[Data shown start]

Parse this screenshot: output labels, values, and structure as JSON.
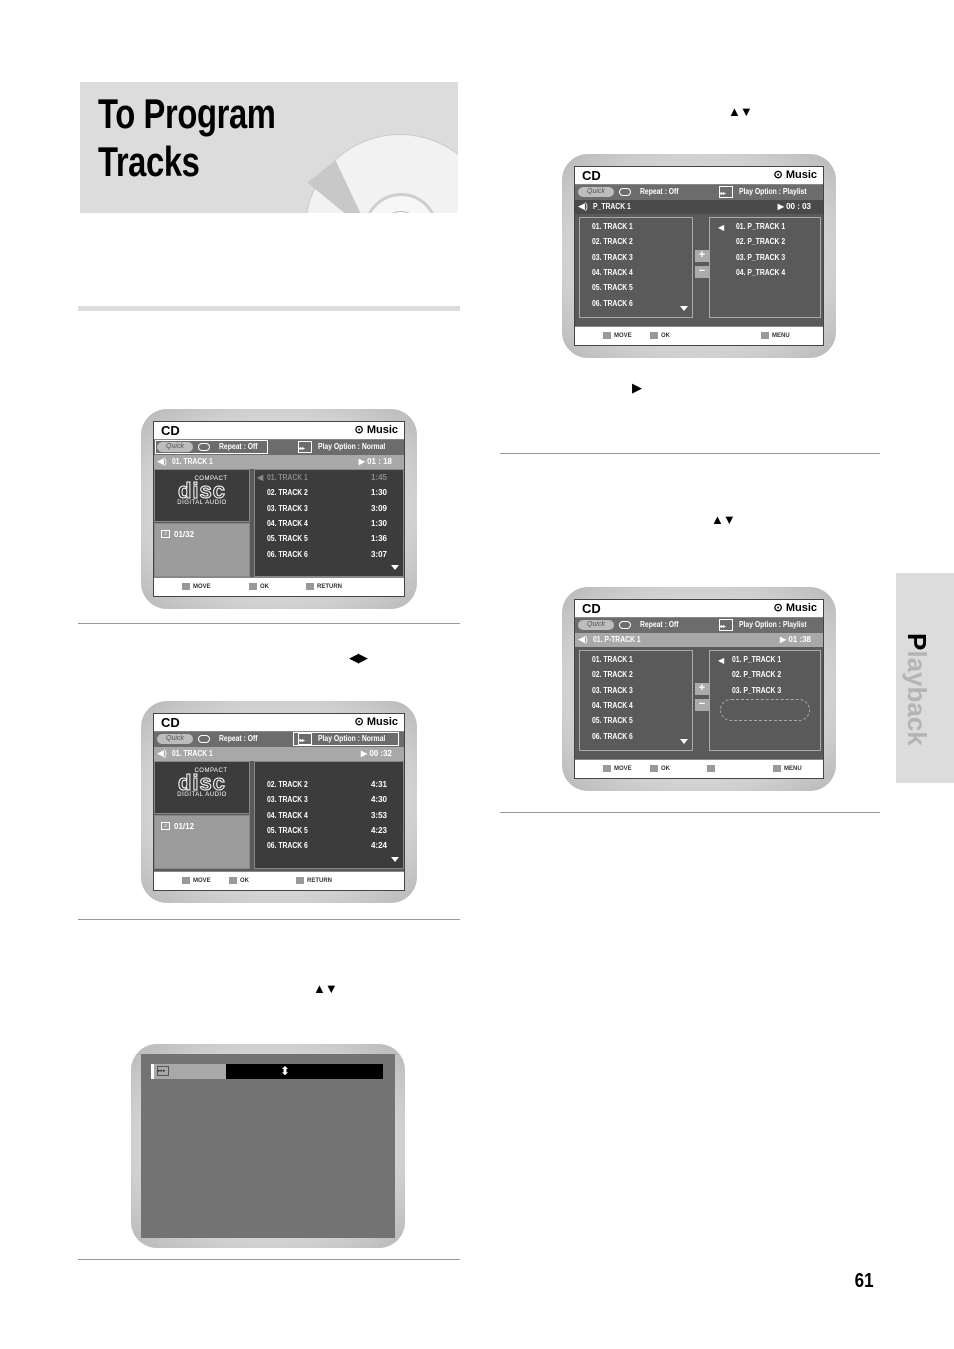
{
  "page": {
    "title": "To Program Tracks",
    "page_number": "61",
    "side_tab": {
      "first_letter": "P",
      "rest": "layback"
    }
  },
  "arrow_glyphs": {
    "up_down": "▲▼",
    "left_right": "◀▶",
    "play": "▶"
  },
  "screens": {
    "s1": {
      "header": {
        "left": "CD",
        "right": "⊙ Music"
      },
      "quick": "Quick",
      "repeat": "Repeat : Off",
      "play_option": "Play Option : Normal",
      "now_playing": {
        "track": "01. TRACK 1",
        "time": "▶ 01 : 18"
      },
      "cd_logo": {
        "top": "COMPACT",
        "mid": "disc",
        "bottom": "DIGITAL AUDIO"
      },
      "counter": "01/32",
      "tracks": [
        {
          "name": "01. TRACK 1",
          "time": "1:45",
          "dim": true
        },
        {
          "name": "02. TRACK 2",
          "time": "1:30"
        },
        {
          "name": "03. TRACK 3",
          "time": "3:09"
        },
        {
          "name": "04. TRACK 4",
          "time": "1:30"
        },
        {
          "name": "05. TRACK 5",
          "time": "1:36"
        },
        {
          "name": "06. TRACK 6",
          "time": "3:07"
        }
      ],
      "footer": [
        "MOVE",
        "OK",
        "RETURN"
      ]
    },
    "s2": {
      "header": {
        "left": "CD",
        "right": "⊙ Music"
      },
      "quick": "Quick",
      "repeat": "Repeat : Off",
      "play_option": "Play Option : Normal",
      "now_playing": {
        "track": "01. TRACK 1",
        "time": "▶ 00 :32"
      },
      "cd_logo": {
        "top": "COMPACT",
        "mid": "disc",
        "bottom": "DIGITAL AUDIO"
      },
      "counter": "01/12",
      "tracks": [
        {
          "name": "02. TRACK 2",
          "time": "4:31"
        },
        {
          "name": "03. TRACK 3",
          "time": "4:30"
        },
        {
          "name": "04. TRACK 4",
          "time": "3:53"
        },
        {
          "name": "05. TRACK 5",
          "time": "4:23"
        },
        {
          "name": "06. TRACK 6",
          "time": "4:24"
        }
      ],
      "footer": [
        "MOVE",
        "OK",
        "RETURN"
      ]
    },
    "s4": {
      "header": {
        "left": "CD",
        "right": "⊙ Music"
      },
      "quick": "Quick",
      "repeat": "Repeat : Off",
      "play_option": "Play Option : Playlist",
      "now_playing": {
        "track": "P_TRACK 1",
        "time": "▶ 00 : 03"
      },
      "left_tracks": [
        "01. TRACK 1",
        "02. TRACK 2",
        "03. TRACK 3",
        "04. TRACK 4",
        "05. TRACK 5",
        "06. TRACK 6"
      ],
      "right_tracks": [
        "01. P_TRACK 1",
        "02. P_TRACK 2",
        "03. P_TRACK 3",
        "04. P_TRACK 4"
      ],
      "footer": [
        "MOVE",
        "OK",
        "MENU"
      ]
    },
    "s5": {
      "header": {
        "left": "CD",
        "right": "⊙ Music"
      },
      "quick": "Quick",
      "repeat": "Repeat : Off",
      "play_option": "Play Option : Playlist",
      "now_playing": {
        "track": "01. P-TRACK 1",
        "time": "▶ 01 :38"
      },
      "left_tracks": [
        "01. TRACK 1",
        "02. TRACK 2",
        "03. TRACK 3",
        "04. TRACK 4",
        "05. TRACK 5",
        "06. TRACK 6"
      ],
      "right_tracks": [
        "01. P_TRACK 1",
        "02. P_TRACK 2",
        "03. P_TRACK 3"
      ],
      "footer": [
        "MOVE",
        "OK",
        "MENU"
      ]
    },
    "s3": {
      "selector_arrows": "⬍"
    }
  }
}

[Data shown end]

(What you are asked to do):
Your copy of the data above should match it exactly, except that pictures are left out.

(Result of the task):
Parse this screenshot: output labels, values, and structure as JSON.
{
  "page": {
    "title": "To Program Tracks",
    "page_number": "61",
    "side_tab": {
      "first_letter": "P",
      "rest": "layback"
    }
  },
  "arrow_glyphs": {
    "up_down": "▲▼",
    "left_right": "◀▶",
    "play": "▶"
  },
  "screens": {
    "s1": {
      "header": {
        "left": "CD",
        "right": "⊙ Music"
      },
      "quick": "Quick",
      "repeat": "Repeat : Off",
      "play_option": "Play Option : Normal",
      "now_playing": {
        "track": "01. TRACK 1",
        "time": "▶ 01 : 18"
      },
      "cd_logo": {
        "top": "COMPACT",
        "mid": "disc",
        "bottom": "DIGITAL AUDIO"
      },
      "counter": "01/32",
      "tracks": [
        {
          "name": "01. TRACK 1",
          "time": "1:45",
          "dim": true
        },
        {
          "name": "02. TRACK 2",
          "time": "1:30"
        },
        {
          "name": "03. TRACK 3",
          "time": "3:09"
        },
        {
          "name": "04. TRACK 4",
          "time": "1:30"
        },
        {
          "name": "05. TRACK 5",
          "time": "1:36"
        },
        {
          "name": "06. TRACK 6",
          "time": "3:07"
        }
      ],
      "footer": [
        "MOVE",
        "OK",
        "RETURN"
      ]
    },
    "s2": {
      "header": {
        "left": "CD",
        "right": "⊙ Music"
      },
      "quick": "Quick",
      "repeat": "Repeat : Off",
      "play_option": "Play Option : Normal",
      "now_playing": {
        "track": "01. TRACK 1",
        "time": "▶ 00 :32"
      },
      "cd_logo": {
        "top": "COMPACT",
        "mid": "disc",
        "bottom": "DIGITAL AUDIO"
      },
      "counter": "01/12",
      "tracks": [
        {
          "name": "02. TRACK 2",
          "time": "4:31"
        },
        {
          "name": "03. TRACK 3",
          "time": "4:30"
        },
        {
          "name": "04. TRACK 4",
          "time": "3:53"
        },
        {
          "name": "05. TRACK 5",
          "time": "4:23"
        },
        {
          "name": "06. TRACK 6",
          "time": "4:24"
        }
      ],
      "footer": [
        "MOVE",
        "OK",
        "RETURN"
      ]
    },
    "s4": {
      "header": {
        "left": "CD",
        "right": "⊙ Music"
      },
      "quick": "Quick",
      "repeat": "Repeat : Off",
      "play_option": "Play Option : Playlist",
      "now_playing": {
        "track": "P_TRACK 1",
        "time": "▶ 00 : 03"
      },
      "left_tracks": [
        "01. TRACK 1",
        "02. TRACK 2",
        "03. TRACK 3",
        "04. TRACK 4",
        "05. TRACK 5",
        "06. TRACK 6"
      ],
      "right_tracks": [
        "01. P_TRACK 1",
        "02. P_TRACK 2",
        "03. P_TRACK 3",
        "04. P_TRACK 4"
      ],
      "footer": [
        "MOVE",
        "OK",
        "MENU"
      ]
    },
    "s5": {
      "header": {
        "left": "CD",
        "right": "⊙ Music"
      },
      "quick": "Quick",
      "repeat": "Repeat : Off",
      "play_option": "Play Option : Playlist",
      "now_playing": {
        "track": "01. P-TRACK 1",
        "time": "▶ 01 :38"
      },
      "left_tracks": [
        "01. TRACK 1",
        "02. TRACK 2",
        "03. TRACK 3",
        "04. TRACK 4",
        "05. TRACK 5",
        "06. TRACK 6"
      ],
      "right_tracks": [
        "01. P_TRACK 1",
        "02. P_TRACK 2",
        "03. P_TRACK 3"
      ],
      "footer": [
        "MOVE",
        "OK",
        "MENU"
      ]
    },
    "s3": {
      "selector_arrows": "⬍"
    }
  }
}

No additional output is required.